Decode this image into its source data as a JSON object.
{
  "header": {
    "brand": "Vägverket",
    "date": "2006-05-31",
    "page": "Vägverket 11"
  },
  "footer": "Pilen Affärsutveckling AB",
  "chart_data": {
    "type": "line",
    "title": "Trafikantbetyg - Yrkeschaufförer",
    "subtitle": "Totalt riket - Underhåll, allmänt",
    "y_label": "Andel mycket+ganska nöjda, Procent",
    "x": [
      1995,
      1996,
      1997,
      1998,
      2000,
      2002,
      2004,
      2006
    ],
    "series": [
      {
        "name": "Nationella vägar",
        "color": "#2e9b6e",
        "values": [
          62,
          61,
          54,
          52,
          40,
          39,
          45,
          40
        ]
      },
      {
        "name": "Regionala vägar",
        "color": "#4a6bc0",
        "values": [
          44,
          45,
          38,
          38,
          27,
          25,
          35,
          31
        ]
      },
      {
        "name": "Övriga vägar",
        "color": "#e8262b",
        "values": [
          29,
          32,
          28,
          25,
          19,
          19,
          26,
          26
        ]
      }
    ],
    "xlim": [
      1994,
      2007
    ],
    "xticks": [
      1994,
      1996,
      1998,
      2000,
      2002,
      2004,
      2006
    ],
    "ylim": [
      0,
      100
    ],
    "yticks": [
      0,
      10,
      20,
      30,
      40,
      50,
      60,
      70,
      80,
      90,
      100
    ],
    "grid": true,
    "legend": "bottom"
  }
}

What to produce: Going through the entries above, tally each line that has the word "name". Answer with the number only.

Solution to this problem: 3